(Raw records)
◇ ◇ ◇ ◇ ◇

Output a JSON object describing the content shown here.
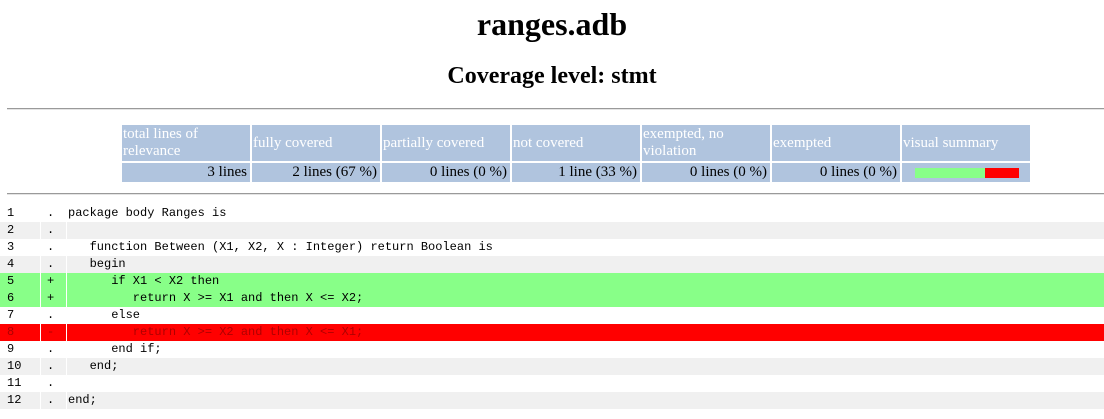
{
  "page": {
    "title": "ranges.adb",
    "subtitle": "Coverage level: stmt"
  },
  "summary": {
    "headers": [
      "total lines of relevance",
      "fully covered",
      "partially covered",
      "not covered",
      "exempted, no violation",
      "exempted",
      "visual summary"
    ],
    "values": [
      "3 lines",
      "2 lines (67 %)",
      "0 lines (0 %)",
      "1 line (33 %)",
      "0 lines (0 %)",
      "0 lines (0 %)"
    ],
    "visual": {
      "fully_covered_fraction": 0.67,
      "partially_covered_fraction": 0.0,
      "not_covered_fraction": 0.33
    }
  },
  "colors": {
    "header_bg": "#b0c4de",
    "covered": "#88ff88",
    "not_covered": "#ff0000",
    "alt_row": "#f0f0f0"
  },
  "source": {
    "lines": [
      {
        "num": "1",
        "mark": ".",
        "code": "package body Ranges is",
        "state": "plain"
      },
      {
        "num": "2",
        "mark": ".",
        "code": "",
        "state": "alt"
      },
      {
        "num": "3",
        "mark": ".",
        "code": "   function Between (X1, X2, X : Integer) return Boolean is",
        "state": "plain"
      },
      {
        "num": "4",
        "mark": ".",
        "code": "   begin",
        "state": "alt"
      },
      {
        "num": "5",
        "mark": "+",
        "code": "      if X1 < X2 then",
        "state": "covered"
      },
      {
        "num": "6",
        "mark": "+",
        "code": "         return X >= X1 and then X <= X2;",
        "state": "covered"
      },
      {
        "num": "7",
        "mark": ".",
        "code": "      else",
        "state": "plain"
      },
      {
        "num": "8",
        "mark": "-",
        "code": "         return X >= X2 and then X <= X1;",
        "state": "notcovered"
      },
      {
        "num": "9",
        "mark": ".",
        "code": "      end if;",
        "state": "plain"
      },
      {
        "num": "10",
        "mark": ".",
        "code": "   end;",
        "state": "alt"
      },
      {
        "num": "11",
        "mark": ".",
        "code": "",
        "state": "plain"
      },
      {
        "num": "12",
        "mark": ".",
        "code": "end;",
        "state": "alt"
      }
    ]
  }
}
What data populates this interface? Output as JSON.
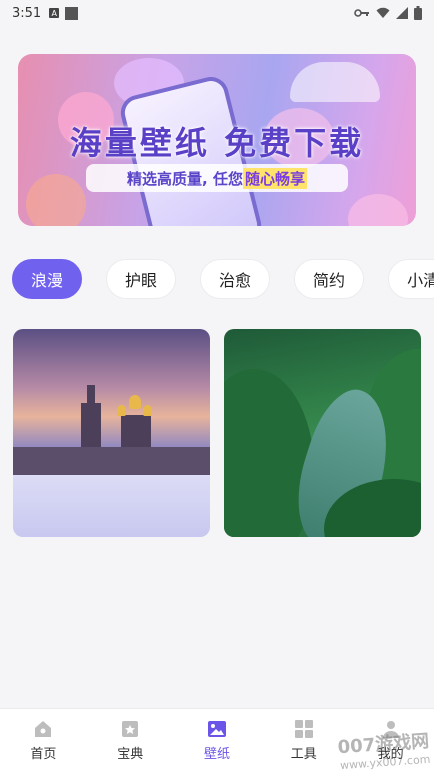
{
  "status_bar": {
    "time": "3:51",
    "badge_letter": "A"
  },
  "banner": {
    "headline": "海量壁纸 免费下载",
    "sub_prefix": "精选高质量, 任您",
    "sub_highlight": "随心畅享"
  },
  "tabs": [
    {
      "label": "浪漫",
      "active": true
    },
    {
      "label": "护眼",
      "active": false
    },
    {
      "label": "治愈",
      "active": false
    },
    {
      "label": "简约",
      "active": false
    },
    {
      "label": "小清",
      "active": false
    }
  ],
  "nav": {
    "items": [
      {
        "label": "首页",
        "icon": "home-icon"
      },
      {
        "label": "宝典",
        "icon": "book-icon"
      },
      {
        "label": "壁纸",
        "icon": "image-icon",
        "active": true
      },
      {
        "label": "工具",
        "icon": "grid-icon"
      },
      {
        "label": "我的",
        "icon": "user-icon"
      }
    ]
  },
  "watermark": {
    "text": "007游戏网",
    "url": "www.yx007.com"
  },
  "colors": {
    "accent": "#7161ef",
    "nav_active": "#6a55e8"
  }
}
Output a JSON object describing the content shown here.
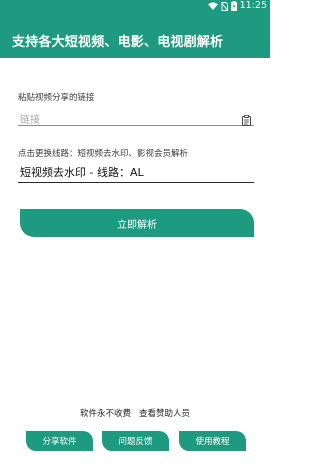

◇ ◇ ◇ ◇ ◇

Task to complete:
Write the entries above out again exactly, but not the pictures.

Completed exercise:
Output a JSON object describing the content shown here.
{
  "page": {
    "title": "ranges.adb",
    "subtitle": "Coverage level: stmt"
  },
  "summary": {
    "headers": [
      "total lines of relevance",
      "fully covered",
      "partially covered",
      "not covered",
      "exempted, no violation",
      "exempted",
      "visual summary"
    ],
    "values": [
      "3 lines",
      "2 lines (67 %)",
      "0 lines (0 %)",
      "1 line (33 %)",
      "0 lines (0 %)",
      "0 lines (0 %)"
    ],
    "visual": {
      "fully_covered_fraction": 0.67,
      "partially_covered_fraction": 0.0,
      "not_covered_fraction": 0.33
    }
  },
  "colors": {
    "header_bg": "#b0c4de",
    "covered": "#88ff88",
    "not_covered": "#ff0000",
    "alt_row": "#f0f0f0"
  },
  "source": {
    "lines": [
      {
        "num": "1",
        "mark": ".",
        "code": "package body Ranges is",
        "state": "plain"
      },
      {
        "num": "2",
        "mark": ".",
        "code": "",
        "state": "alt"
      },
      {
        "num": "3",
        "mark": ".",
        "code": "   function Between (X1, X2, X : Integer) return Boolean is",
        "state": "plain"
      },
      {
        "num": "4",
        "mark": ".",
        "code": "   begin",
        "state": "alt"
      },
      {
        "num": "5",
        "mark": "+",
        "code": "      if X1 < X2 then",
        "state": "covered"
      },
      {
        "num": "6",
        "mark": "+",
        "code": "         return X >= X1 and then X <= X2;",
        "state": "covered"
      },
      {
        "num": "7",
        "mark": ".",
        "code": "      else",
        "state": "plain"
      },
      {
        "num": "8",
        "mark": "-",
        "code": "         return X >= X2 and then X <= X1;",
        "state": "notcovered"
      },
      {
        "num": "9",
        "mark": ".",
        "code": "      end if;",
        "state": "plain"
      },
      {
        "num": "10",
        "mark": ".",
        "code": "   end;",
        "state": "alt"
      },
      {
        "num": "11",
        "mark": ".",
        "code": "",
        "state": "plain"
      },
      {
        "num": "12",
        "mark": ".",
        "code": "end;",
        "state": "alt"
      }
    ]
  }
}
What data populates this interface? Output as JSON.
{
  "status_bar": {
    "time": "3:51",
    "badge_letter": "A"
  },
  "banner": {
    "headline": "海量壁纸 免费下载",
    "sub_prefix": "精选高质量, 任您",
    "sub_highlight": "随心畅享"
  },
  "tabs": [
    {
      "label": "浪漫",
      "active": true
    },
    {
      "label": "护眼",
      "active": false
    },
    {
      "label": "治愈",
      "active": false
    },
    {
      "label": "简约",
      "active": false
    },
    {
      "label": "小清",
      "active": false
    }
  ],
  "nav": {
    "items": [
      {
        "label": "首页",
        "icon": "home-icon"
      },
      {
        "label": "宝典",
        "icon": "book-icon"
      },
      {
        "label": "壁纸",
        "icon": "image-icon",
        "active": true
      },
      {
        "label": "工具",
        "icon": "grid-icon"
      },
      {
        "label": "我的",
        "icon": "user-icon"
      }
    ]
  },
  "watermark": {
    "text": "007游戏网",
    "url": "www.yx007.com"
  },
  "colors": {
    "accent": "#7161ef",
    "nav_active": "#6a55e8"
  }
}
Output a JSON object describing the content shown here.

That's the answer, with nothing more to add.